====== Text under study

KEY POINTS:
The family of a man stabbed to death by a mental health patient last year is demanding to know why he was allowed the freedom to go on a bloody rampage.
Kevan Newman, 65, was slain when Martin Lyall went on the rampage in the west Auckland suburb of Henderson on November 28 last year.
Lyall earlier stabbed shop owner Robert Norcross and attacked parking warden Pes Fa'aui who tried to subdue him.
Lyall was shot three times by police when he refused to put down the knife.
Waitemata District Health Board issued a report into the incident after Lyall was yesterday deemed unfit to stand trial for murdering Mr Newman and attempting to murder Mr Norcross.
The report revealed that mental health workers knew Lyall had stopped taking his medication for schizophrenia and were due to see him shortly before he went on his killing rampage.
The board said the report had recommended some minor procedural changes but it also said they were satisfied with the way staff handled the case.
However, Kevan Newman's daughter Lisa Newman said today the death was preventable and nothing in the report had allayed the family's concerns.
She told National Radio the family wanted to know how someone could be assessed as low-risk one day but within 24 hours attack people in the streets and kill a man.
"I want answers to that and I dare say the rest of the community should as well," she said.
She said there had to be a coronial inquiry.
"Somebody can't die on the streets like that. And for an area health board to say nothing that could have prevented it... I just don't accept that," she said.
The board said in a brief statement after the killing that the care provided to the man was appropriate.
"The events that occurred could not have been predicted.

============

◆ Problem 1: In the article on the Henderson stabbing, how many times did police shoot Lyall?
◆ Problem 2: Write out the passage of the article on the Henderson stabbing that begins with the words containing "However, Kevan Newman's" and ends with "kill a man.".

====== Records

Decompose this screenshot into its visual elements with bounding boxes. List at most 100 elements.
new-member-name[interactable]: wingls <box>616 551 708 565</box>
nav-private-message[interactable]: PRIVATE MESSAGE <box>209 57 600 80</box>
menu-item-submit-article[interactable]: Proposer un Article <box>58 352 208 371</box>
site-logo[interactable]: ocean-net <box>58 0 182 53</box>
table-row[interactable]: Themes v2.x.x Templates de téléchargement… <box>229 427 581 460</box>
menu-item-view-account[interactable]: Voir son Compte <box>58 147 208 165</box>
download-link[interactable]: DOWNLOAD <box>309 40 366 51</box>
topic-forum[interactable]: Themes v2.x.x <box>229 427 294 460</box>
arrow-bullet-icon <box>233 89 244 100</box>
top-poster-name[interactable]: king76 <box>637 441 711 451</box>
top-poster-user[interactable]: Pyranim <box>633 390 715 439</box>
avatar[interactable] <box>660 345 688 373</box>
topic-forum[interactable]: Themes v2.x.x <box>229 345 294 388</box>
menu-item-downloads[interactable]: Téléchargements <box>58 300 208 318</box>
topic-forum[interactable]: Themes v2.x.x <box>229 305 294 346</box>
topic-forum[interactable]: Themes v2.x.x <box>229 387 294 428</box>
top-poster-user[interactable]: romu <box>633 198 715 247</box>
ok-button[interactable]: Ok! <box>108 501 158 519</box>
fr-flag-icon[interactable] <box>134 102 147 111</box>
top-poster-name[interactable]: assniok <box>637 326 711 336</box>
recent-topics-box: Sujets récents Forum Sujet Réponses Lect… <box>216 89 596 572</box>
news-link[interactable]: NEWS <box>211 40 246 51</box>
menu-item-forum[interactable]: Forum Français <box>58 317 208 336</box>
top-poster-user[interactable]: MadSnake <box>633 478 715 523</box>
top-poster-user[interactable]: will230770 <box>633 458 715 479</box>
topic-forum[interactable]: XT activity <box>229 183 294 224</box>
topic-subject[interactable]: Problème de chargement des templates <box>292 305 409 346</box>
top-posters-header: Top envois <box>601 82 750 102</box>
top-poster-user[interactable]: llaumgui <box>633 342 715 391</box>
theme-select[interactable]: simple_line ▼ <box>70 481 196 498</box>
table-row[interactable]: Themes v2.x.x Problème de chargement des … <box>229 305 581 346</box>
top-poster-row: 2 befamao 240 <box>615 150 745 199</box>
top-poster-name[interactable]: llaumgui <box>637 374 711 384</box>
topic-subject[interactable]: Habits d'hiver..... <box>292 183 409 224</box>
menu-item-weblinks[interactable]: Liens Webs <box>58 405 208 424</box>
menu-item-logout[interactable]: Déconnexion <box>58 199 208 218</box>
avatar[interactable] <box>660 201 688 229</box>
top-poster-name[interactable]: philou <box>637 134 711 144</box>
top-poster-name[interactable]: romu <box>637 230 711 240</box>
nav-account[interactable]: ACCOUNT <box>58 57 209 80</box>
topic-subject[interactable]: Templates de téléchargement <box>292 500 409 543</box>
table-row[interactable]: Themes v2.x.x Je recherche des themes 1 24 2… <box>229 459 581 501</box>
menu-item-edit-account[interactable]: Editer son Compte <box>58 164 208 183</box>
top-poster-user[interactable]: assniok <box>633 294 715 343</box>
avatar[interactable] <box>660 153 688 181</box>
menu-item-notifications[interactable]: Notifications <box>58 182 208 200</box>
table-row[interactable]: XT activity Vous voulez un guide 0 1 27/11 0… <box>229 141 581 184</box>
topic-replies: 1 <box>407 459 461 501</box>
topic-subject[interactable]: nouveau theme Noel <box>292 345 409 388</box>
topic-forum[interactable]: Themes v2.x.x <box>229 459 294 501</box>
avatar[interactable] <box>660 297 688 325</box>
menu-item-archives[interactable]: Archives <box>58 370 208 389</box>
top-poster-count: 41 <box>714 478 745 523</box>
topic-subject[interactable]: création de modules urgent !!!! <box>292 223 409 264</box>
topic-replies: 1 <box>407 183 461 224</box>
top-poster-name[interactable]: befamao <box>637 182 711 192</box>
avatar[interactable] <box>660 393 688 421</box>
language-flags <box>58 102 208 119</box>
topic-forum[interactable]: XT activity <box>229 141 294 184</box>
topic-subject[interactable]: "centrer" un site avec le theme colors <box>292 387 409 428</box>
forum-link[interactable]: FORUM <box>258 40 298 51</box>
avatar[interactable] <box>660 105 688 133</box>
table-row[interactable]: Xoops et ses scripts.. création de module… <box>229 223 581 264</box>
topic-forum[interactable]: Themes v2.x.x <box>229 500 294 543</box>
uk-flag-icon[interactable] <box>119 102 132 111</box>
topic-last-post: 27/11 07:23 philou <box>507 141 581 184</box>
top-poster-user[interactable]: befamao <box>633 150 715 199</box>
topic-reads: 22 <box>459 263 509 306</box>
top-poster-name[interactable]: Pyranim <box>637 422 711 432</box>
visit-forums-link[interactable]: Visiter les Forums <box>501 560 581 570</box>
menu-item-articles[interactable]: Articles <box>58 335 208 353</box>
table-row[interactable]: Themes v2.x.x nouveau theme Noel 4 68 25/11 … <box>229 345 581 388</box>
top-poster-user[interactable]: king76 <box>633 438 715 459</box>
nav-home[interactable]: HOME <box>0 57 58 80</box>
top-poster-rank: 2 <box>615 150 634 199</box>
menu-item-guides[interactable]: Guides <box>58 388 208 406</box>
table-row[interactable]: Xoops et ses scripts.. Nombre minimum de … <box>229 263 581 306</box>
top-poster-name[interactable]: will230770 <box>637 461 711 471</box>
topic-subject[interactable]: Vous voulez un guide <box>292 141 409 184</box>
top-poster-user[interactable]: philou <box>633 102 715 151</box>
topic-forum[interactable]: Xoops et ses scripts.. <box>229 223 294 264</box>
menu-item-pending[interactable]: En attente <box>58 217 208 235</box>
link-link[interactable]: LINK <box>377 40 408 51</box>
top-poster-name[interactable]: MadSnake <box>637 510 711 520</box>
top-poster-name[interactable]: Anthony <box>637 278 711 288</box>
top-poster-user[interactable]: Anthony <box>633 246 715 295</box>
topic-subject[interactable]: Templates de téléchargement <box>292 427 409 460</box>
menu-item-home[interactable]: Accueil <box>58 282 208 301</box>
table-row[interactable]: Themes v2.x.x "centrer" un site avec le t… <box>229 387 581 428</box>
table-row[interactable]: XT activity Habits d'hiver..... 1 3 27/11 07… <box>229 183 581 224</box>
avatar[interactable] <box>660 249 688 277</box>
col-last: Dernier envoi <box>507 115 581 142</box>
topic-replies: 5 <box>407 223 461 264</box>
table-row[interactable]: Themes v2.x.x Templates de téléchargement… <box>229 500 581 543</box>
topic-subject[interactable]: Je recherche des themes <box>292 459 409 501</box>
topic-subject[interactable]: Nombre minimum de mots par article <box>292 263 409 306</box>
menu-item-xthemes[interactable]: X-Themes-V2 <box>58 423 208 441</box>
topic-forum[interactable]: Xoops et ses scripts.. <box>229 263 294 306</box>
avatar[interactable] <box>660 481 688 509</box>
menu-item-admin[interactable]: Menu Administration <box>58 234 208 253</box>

============

◆ Answer area 1: Three times.

◆ Answer area 2:
However, Kevan Newman's daughter Lisa Newman said today the death was preventable and nothing in the report had allayed the family's concerns.
She told National Radio the family wanted to know how someone could be assessed as low-risk one day but within 24 hours attack people in the streets and kill a man.